**THE REQUEST**
Find every line with the word "Expert". Copy those lines.
_ _ _
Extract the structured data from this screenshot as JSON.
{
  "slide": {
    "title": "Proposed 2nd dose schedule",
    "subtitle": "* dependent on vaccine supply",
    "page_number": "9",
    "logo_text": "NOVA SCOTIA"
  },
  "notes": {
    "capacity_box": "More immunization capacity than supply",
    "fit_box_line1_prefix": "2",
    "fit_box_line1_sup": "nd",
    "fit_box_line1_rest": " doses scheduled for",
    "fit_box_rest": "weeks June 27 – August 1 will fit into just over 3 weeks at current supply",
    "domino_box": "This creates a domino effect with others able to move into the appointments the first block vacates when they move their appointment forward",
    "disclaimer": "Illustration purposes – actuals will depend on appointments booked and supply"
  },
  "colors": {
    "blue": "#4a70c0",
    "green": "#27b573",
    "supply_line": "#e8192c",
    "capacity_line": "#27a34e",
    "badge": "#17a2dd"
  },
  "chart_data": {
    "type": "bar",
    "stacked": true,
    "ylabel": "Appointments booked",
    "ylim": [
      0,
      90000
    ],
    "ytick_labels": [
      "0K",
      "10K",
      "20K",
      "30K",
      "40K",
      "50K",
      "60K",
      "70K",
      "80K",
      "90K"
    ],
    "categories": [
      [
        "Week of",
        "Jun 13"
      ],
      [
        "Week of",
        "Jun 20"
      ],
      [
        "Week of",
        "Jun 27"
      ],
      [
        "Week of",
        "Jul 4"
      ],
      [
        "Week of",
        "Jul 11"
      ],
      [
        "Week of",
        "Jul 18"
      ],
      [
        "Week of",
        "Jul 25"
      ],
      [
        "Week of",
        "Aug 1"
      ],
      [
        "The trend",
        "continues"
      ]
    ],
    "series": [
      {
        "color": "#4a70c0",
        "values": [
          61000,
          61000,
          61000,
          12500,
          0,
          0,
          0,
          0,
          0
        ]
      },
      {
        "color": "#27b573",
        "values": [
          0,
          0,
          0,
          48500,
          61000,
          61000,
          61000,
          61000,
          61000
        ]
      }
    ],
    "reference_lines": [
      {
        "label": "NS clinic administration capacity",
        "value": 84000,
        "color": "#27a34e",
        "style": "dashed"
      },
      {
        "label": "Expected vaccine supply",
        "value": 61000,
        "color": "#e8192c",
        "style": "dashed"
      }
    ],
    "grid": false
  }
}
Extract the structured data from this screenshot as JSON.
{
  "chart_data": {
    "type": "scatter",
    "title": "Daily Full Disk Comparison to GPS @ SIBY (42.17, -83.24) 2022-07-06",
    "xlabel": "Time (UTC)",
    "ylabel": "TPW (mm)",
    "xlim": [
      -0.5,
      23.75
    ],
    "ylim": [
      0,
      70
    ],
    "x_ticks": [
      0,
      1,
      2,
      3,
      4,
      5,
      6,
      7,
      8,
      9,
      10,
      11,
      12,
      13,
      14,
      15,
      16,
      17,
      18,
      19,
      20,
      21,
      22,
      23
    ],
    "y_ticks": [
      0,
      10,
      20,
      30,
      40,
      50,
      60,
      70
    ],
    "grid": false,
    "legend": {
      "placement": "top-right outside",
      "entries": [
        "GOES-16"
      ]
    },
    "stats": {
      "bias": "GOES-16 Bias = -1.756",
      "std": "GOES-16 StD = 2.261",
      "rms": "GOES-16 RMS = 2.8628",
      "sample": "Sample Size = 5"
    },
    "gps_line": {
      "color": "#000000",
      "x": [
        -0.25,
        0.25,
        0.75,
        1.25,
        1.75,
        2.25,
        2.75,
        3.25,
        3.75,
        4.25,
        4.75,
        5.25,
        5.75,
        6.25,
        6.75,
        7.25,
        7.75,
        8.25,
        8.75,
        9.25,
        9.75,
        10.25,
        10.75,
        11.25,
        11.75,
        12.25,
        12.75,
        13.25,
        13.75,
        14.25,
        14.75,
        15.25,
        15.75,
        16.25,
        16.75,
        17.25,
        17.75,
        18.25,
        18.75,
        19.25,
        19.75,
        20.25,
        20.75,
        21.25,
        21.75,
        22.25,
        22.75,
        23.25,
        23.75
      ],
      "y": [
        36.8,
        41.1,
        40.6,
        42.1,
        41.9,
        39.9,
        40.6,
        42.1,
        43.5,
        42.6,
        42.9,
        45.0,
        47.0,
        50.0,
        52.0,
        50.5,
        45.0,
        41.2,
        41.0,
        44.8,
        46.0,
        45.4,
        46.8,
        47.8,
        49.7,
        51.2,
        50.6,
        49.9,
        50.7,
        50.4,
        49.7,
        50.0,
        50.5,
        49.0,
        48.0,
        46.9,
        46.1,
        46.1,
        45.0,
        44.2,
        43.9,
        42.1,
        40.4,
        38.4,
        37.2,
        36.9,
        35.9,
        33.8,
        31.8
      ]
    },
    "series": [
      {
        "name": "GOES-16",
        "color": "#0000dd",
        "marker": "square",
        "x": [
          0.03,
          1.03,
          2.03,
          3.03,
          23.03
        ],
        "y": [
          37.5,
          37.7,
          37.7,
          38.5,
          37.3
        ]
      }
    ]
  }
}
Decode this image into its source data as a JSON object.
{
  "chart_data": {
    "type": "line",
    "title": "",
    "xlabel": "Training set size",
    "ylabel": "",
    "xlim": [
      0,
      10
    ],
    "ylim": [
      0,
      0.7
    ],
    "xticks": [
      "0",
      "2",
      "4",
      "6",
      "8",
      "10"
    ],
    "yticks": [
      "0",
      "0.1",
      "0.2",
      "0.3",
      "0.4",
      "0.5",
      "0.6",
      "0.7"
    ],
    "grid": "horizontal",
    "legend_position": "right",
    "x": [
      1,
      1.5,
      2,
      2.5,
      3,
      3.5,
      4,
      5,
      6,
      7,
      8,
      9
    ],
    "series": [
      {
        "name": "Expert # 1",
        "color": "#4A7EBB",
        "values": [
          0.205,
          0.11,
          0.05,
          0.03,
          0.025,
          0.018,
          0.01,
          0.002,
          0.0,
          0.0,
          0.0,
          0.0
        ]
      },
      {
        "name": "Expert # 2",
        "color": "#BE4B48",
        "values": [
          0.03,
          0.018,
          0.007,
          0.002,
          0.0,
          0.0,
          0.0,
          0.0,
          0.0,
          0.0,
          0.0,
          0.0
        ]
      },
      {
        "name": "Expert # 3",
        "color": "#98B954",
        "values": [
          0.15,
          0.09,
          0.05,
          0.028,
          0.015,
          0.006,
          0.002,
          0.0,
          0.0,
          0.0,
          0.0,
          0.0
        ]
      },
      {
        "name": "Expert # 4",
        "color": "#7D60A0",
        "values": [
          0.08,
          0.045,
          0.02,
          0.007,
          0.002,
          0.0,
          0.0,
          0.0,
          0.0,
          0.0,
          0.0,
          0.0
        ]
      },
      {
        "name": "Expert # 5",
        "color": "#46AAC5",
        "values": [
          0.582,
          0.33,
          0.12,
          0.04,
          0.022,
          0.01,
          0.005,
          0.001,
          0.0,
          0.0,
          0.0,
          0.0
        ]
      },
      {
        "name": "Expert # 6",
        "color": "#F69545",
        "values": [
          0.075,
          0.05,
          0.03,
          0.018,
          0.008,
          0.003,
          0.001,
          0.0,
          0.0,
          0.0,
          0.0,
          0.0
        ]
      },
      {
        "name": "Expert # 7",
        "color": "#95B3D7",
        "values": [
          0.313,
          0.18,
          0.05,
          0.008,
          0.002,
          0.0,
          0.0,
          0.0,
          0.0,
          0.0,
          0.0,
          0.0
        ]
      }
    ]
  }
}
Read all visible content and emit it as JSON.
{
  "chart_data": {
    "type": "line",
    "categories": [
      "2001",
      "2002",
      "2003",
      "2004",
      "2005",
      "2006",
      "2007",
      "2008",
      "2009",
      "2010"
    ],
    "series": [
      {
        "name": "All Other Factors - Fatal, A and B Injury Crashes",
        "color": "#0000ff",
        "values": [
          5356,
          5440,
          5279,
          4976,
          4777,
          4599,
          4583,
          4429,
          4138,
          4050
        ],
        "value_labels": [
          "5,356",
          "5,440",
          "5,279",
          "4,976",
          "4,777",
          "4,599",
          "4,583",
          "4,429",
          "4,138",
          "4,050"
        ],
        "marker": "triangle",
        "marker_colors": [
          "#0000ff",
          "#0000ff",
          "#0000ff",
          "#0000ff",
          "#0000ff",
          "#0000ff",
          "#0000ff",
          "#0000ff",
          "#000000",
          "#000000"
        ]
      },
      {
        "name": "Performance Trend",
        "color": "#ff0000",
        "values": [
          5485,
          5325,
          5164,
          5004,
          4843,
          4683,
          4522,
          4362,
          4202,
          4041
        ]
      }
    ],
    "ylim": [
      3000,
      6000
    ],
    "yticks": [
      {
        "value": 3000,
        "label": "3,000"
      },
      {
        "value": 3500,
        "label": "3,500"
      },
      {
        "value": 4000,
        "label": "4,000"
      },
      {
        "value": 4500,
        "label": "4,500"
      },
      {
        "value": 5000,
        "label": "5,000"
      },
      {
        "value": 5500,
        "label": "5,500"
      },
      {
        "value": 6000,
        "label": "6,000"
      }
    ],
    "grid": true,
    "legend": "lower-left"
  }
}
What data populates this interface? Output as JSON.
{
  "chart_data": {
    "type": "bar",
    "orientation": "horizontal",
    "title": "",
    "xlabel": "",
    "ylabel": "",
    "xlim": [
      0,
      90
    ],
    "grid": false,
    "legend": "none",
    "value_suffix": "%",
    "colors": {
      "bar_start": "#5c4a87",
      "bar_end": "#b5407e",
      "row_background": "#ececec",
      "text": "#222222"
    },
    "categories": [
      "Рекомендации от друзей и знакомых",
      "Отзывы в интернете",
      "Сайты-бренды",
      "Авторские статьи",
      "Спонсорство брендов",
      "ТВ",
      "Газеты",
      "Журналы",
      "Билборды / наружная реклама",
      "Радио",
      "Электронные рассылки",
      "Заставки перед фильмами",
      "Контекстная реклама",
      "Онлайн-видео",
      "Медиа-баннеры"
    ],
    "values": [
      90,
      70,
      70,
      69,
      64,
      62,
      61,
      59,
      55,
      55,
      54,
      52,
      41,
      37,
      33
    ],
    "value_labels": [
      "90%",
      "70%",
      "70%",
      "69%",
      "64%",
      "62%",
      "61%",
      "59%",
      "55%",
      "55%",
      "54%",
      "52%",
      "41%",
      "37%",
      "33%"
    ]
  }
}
_ _ _
**ANSWER IN FULL**
        "name": "Expert # 1",
        "name": "Expert # 2",
        "name": "Expert # 3",
        "name": "Expert # 4",
        "name": "Expert # 5",
        "name": "Expert # 6",
        "name": "Expert # 7",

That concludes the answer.